-- Excerpted records --
<<<<

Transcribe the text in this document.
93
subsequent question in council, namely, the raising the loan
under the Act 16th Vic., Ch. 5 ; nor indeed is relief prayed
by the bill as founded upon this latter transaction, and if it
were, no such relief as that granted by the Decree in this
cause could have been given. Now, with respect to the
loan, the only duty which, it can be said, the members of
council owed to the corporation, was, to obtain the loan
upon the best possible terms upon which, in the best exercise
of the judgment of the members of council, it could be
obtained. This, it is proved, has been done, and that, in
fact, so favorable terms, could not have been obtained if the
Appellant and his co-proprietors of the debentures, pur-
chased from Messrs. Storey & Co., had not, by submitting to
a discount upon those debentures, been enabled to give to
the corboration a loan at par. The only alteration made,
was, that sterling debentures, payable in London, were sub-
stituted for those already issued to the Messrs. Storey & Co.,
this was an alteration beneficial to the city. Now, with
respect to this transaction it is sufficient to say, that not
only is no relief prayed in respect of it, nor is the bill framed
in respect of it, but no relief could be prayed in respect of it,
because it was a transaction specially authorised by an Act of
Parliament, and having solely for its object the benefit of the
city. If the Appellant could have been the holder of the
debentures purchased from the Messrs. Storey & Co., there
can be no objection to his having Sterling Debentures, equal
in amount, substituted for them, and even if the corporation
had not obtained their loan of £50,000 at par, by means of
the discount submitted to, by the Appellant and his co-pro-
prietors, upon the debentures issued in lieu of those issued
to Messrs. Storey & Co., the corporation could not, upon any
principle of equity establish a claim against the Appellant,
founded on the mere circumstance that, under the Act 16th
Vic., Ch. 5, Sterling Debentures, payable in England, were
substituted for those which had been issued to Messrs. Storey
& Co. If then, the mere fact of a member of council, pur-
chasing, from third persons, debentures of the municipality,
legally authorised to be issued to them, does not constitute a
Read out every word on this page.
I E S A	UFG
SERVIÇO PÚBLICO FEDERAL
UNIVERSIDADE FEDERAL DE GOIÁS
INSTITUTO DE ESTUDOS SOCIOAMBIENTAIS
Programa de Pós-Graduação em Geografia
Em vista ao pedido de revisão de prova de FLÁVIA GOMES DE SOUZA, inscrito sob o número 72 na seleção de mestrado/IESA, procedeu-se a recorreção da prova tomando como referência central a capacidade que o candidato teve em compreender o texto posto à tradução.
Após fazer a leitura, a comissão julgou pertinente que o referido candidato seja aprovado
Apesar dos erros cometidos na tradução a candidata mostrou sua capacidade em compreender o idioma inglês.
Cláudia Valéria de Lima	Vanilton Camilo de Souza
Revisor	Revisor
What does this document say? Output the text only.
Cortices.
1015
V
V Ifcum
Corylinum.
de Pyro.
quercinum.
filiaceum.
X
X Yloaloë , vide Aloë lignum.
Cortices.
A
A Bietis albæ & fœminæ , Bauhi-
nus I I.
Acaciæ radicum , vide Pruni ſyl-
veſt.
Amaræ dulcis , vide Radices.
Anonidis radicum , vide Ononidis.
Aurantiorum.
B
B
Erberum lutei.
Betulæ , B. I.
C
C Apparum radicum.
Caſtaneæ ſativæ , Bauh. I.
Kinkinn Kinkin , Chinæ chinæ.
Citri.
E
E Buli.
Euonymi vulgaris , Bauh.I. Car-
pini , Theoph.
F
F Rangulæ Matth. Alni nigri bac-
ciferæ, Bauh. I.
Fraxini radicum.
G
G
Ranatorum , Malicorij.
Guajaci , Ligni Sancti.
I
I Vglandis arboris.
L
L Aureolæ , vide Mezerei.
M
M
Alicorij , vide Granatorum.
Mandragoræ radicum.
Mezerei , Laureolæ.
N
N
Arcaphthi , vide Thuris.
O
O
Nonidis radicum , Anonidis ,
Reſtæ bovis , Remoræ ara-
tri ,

>>>>

-- Objective --
Reproduce each record shown above without altering a single word.

-- Task solution --
Transcribe the text in this document.
93
subsequent question in council, namely, the raising the loan
under the Act 16th Vic., Ch. 5 ; nor indeed is relief prayed
by the bill as founded upon this latter transaction, and if it
were, no such relief as that granted by the Decree in this
cause could have been given. Now, with respect to the
loan, the only duty which, it can be said, the members of
council owed to the corporation, was, to obtain the loan
upon the best possible terms upon which, in the best exercise
of the judgment of the members of council, it could be
obtained. This, it is proved, has been done, and that, in
fact, so favorable terms, could not have been obtained if the
Appellant and his co-proprietors of the debentures, pur-
chased from Messrs. Storey & Co., had not, by submitting to
a discount upon those debentures, been enabled to give to
the corboration a loan at par. The only alteration made,
was, that sterling debentures, payable in London, were sub-
stituted for those already issued to the Messrs. Storey & Co.,
this was an alteration beneficial to the city. Now, with
respect to this transaction it is sufficient to say, that not
only is no relief prayed in respect of it, nor is the bill framed
in respect of it, but no relief could be prayed in respect of it,
because it was a transaction specially authorised by an Act of
Parliament, and having solely for its object the benefit of the
city. If the Appellant could have been the holder of the
debentures purchased from the Messrs. Storey & Co., there
can be no objection to his having Sterling Debentures, equal
in amount, substituted for them, and even if the corporation
had not obtained their loan of £50,000 at par, by means of
the discount submitted to, by the Appellant and his co-pro-
prietors, upon the debentures issued in lieu of those issued
to Messrs. Storey & Co., the corporation could not, upon any
principle of equity establish a claim against the Appellant,
founded on the mere circumstance that, under the Act 16th
Vic., Ch. 5, Sterling Debentures, payable in England, were
substituted for those which had been issued to Messrs. Storey
& Co. If then, the mere fact of a member of council, pur-
chasing, from third persons, debentures of the municipality,
legally authorised to be issued to them, does not constitute a
Read out every word on this page.
I E S A	UFG
SERVIÇO PÚBLICO FEDERAL
UNIVERSIDADE FEDERAL DE GOIÁS
INSTITUTO DE ESTUDOS SOCIOAMBIENTAIS
Programa de Pós-Graduação em Geografia
Em vista ao pedido de revisão de prova de FLÁVIA GOMES DE SOUZA, inscrito sob o número 72 na seleção de mestrado/IESA, procedeu-se a recorreção da prova tomando como referência central a capacidade que o candidato teve em compreender o texto posto à tradução.
Após fazer a leitura, a comissão julgou pertinente que o referido candidato seja aprovado
Apesar dos erros cometidos na tradução a candidata mostrou sua capacidade em compreender o idioma inglês.
Cláudia Valéria de Lima	Vanilton Camilo de Souza
Revisor	Revisor
What does this document say? Output the text only.
Cortices.
1015
V
V Ifcum
Corylinum.
de Pyro.
quercinum.
filiaceum.
X
X Yloaloë , vide Aloë lignum.
Cortices.
A
A Bietis albæ & fœminæ , Bauhi-
nus I I.
Acaciæ radicum , vide Pruni ſyl-
veſt.
Amaræ dulcis , vide Radices.
Anonidis radicum , vide Ononidis.
Aurantiorum.
B
B
Erberum lutei.
Betulæ , B. I.
C
C Apparum radicum.
Caſtaneæ ſativæ , Bauh. I.
Kinkinn Kinkin , Chinæ chinæ.
Citri.
E
E Buli.
Euonymi vulgaris , Bauh.I. Car-
pini , Theoph.
F
F Rangulæ Matth. Alni nigri bac-
ciferæ, Bauh. I.
Fraxini radicum.
G
G
Ranatorum , Malicorij.
Guajaci , Ligni Sancti.
I
I Vglandis arboris.
L
L Aureolæ , vide Mezerei.
M
M
Alicorij , vide Granatorum.
Mandragoræ radicum.
Mezerei , Laureolæ.
N
N
Arcaphthi , vide Thuris.
O
O
Nonidis radicum , Anonidis ,
Reſtæ bovis , Remoræ ara-
tri ,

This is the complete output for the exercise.